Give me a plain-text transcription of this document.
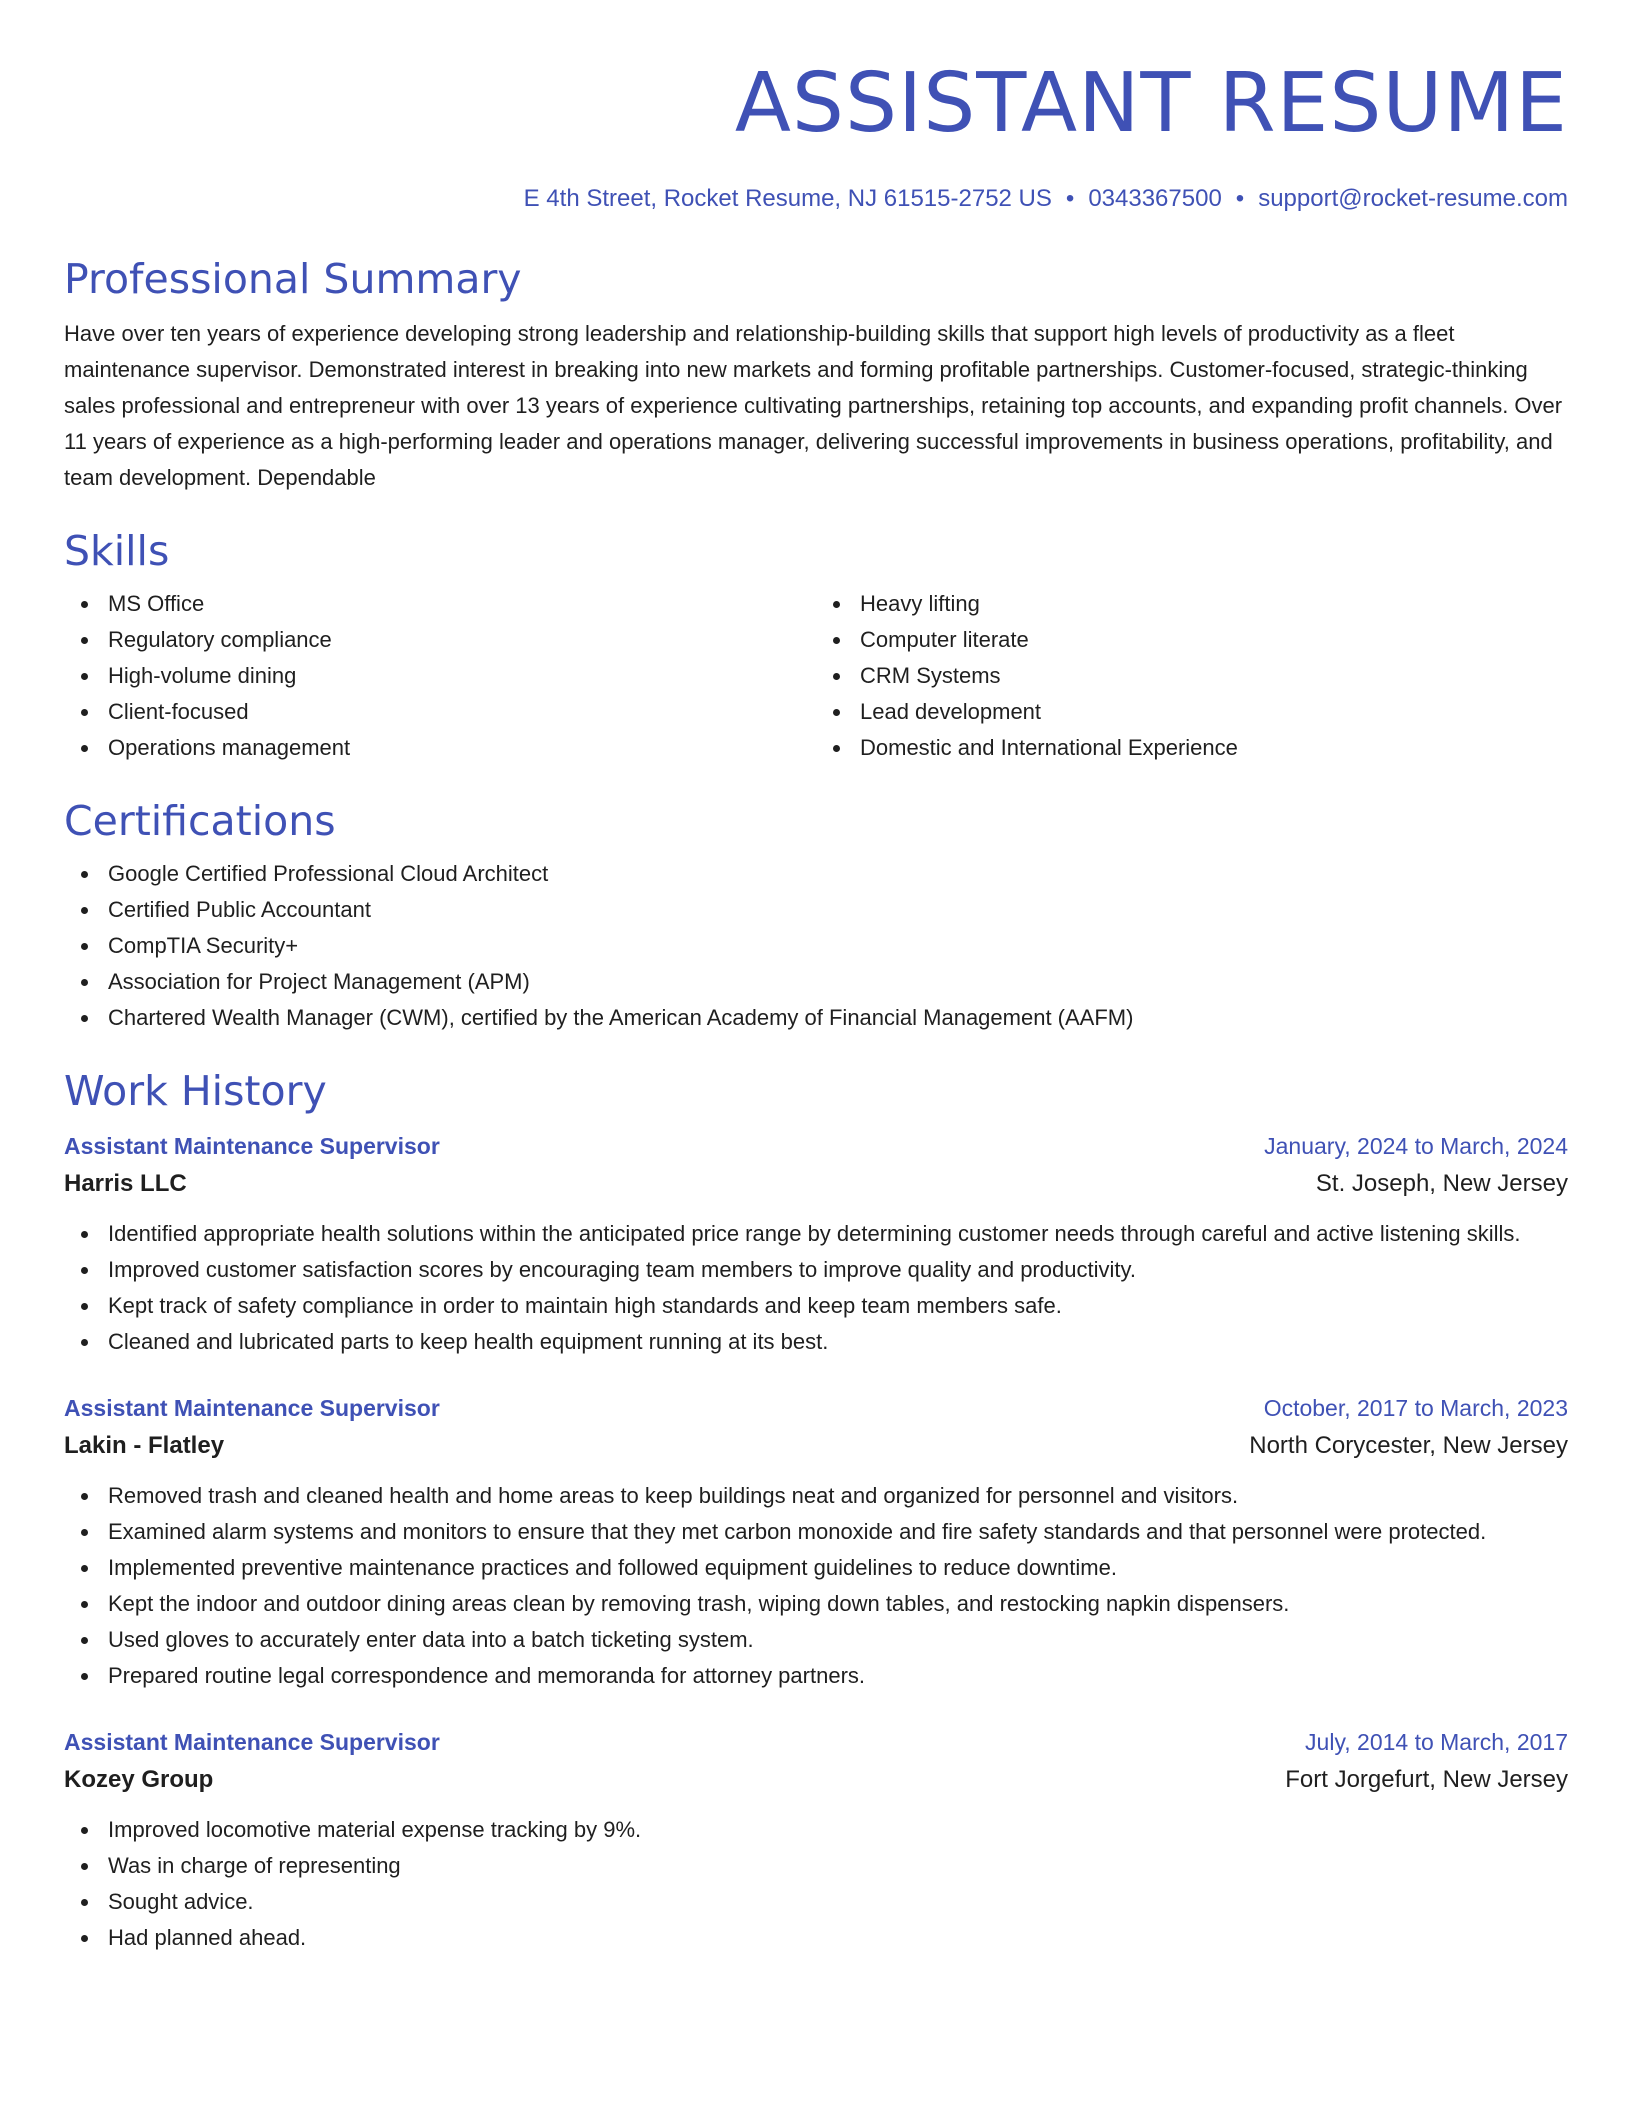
ASSISTANT RESUME
E 4th Street, Rocket Resume, NJ 61515-2752 US • 0343367500 • support@rocket-resume.com
Professional Summary

Have over ten years of experience developing strong leadership and relationship-building skills that support high levels of productivity as a fleet maintenance supervisor. Demonstrated interest in breaking into new markets and forming profitable partnerships. Customer-focused, strategic-thinking sales professional and entrepreneur with over 13 years of experience cultivating partnerships, retaining top accounts, and expanding profit channels. Over 11 years of experience as a high-performing leader and operations manager, delivering successful improvements in business operations, profitability, and team development. Dependable

Skills
MS Office
Regulatory compliance
High-volume dining
Client-focused
Operations management
Heavy lifting
Computer literate
CRM Systems
Lead development
Domestic and International Experience
Certifications
Google Certified Professional Cloud Architect
Certified Public Accountant
CompTIA Security+
Association for Project Management (APM)
Chartered Wealth Manager (CWM), certified by the American Academy of Financial Management (AAFM)
Work History
Assistant Maintenance Supervisor	January, 2024 to March, 2024
Harris LLC	St. Joseph, New Jersey
Identified appropriate health solutions within the anticipated price range by determining customer needs through careful and active listening skills.
Improved customer satisfaction scores by encouraging team members to improve quality and productivity.
Kept track of safety compliance in order to maintain high standards and keep team members safe.
Cleaned and lubricated parts to keep health equipment running at its best.
Assistant Maintenance Supervisor	October, 2017 to March, 2023
Lakin - Flatley	North Corycester, New Jersey
Removed trash and cleaned health and home areas to keep buildings neat and organized for personnel and visitors.
Examined alarm systems and monitors to ensure that they met carbon monoxide and fire safety standards and that personnel were protected.
Implemented preventive maintenance practices and followed equipment guidelines to reduce downtime.
Kept the indoor and outdoor dining areas clean by removing trash, wiping down tables, and restocking napkin dispensers.
Used gloves to accurately enter data into a batch ticketing system.
Prepared routine legal correspondence and memoranda for attorney partners.
Assistant Maintenance Supervisor	July, 2014 to March, 2017
Kozey Group	Fort Jorgefurt, New Jersey
Improved locomotive material expense tracking by 9%.
Was in charge of representing
Sought advice.
Had planned ahead.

......

Retype all entries exactly as they appear, dropping the images.

Give me a plain-text transcription of this document.
ASSISTANT RESUME
E 4th Street, Rocket Resume, NJ 61515-2752 US • 0343367500 • support@rocket-resume.com
Professional Summary

Have over ten years of experience developing strong leadership and relationship-building skills that support high levels of productivity as a fleet maintenance supervisor. Demonstrated interest in breaking into new markets and forming profitable partnerships. Customer-focused, strategic-thinking sales professional and entrepreneur with over 13 years of experience cultivating partnerships, retaining top accounts, and expanding profit channels. Over 11 years of experience as a high-performing leader and operations manager, delivering successful improvements in business operations, profitability, and team development. Dependable

Skills
MS Office
Regulatory compliance
High-volume dining
Client-focused
Operations management
Heavy lifting
Computer literate
CRM Systems
Lead development
Domestic and International Experience
Certifications
Google Certified Professional Cloud Architect
Certified Public Accountant
CompTIA Security+
Association for Project Management (APM)
Chartered Wealth Manager (CWM), certified by the American Academy of Financial Management (AAFM)
Work History
Assistant Maintenance Supervisor	January, 2024 to March, 2024
Harris LLC	St. Joseph, New Jersey
Identified appropriate health solutions within the anticipated price range by determining customer needs through careful and active listening skills.
Improved customer satisfaction scores by encouraging team members to improve quality and productivity.
Kept track of safety compliance in order to maintain high standards and keep team members safe.
Cleaned and lubricated parts to keep health equipment running at its best.
Assistant Maintenance Supervisor	October, 2017 to March, 2023
Lakin - Flatley	North Corycester, New Jersey
Removed trash and cleaned health and home areas to keep buildings neat and organized for personnel and visitors.
Examined alarm systems and monitors to ensure that they met carbon monoxide and fire safety standards and that personnel were protected.
Implemented preventive maintenance practices and followed equipment guidelines to reduce downtime.
Kept the indoor and outdoor dining areas clean by removing trash, wiping down tables, and restocking napkin dispensers.
Used gloves to accurately enter data into a batch ticketing system.
Prepared routine legal correspondence and memoranda for attorney partners.
Assistant Maintenance Supervisor	July, 2014 to March, 2017
Kozey Group	Fort Jorgefurt, New Jersey
Improved locomotive material expense tracking by 9%.
Was in charge of representing
Sought advice.
Had planned ahead.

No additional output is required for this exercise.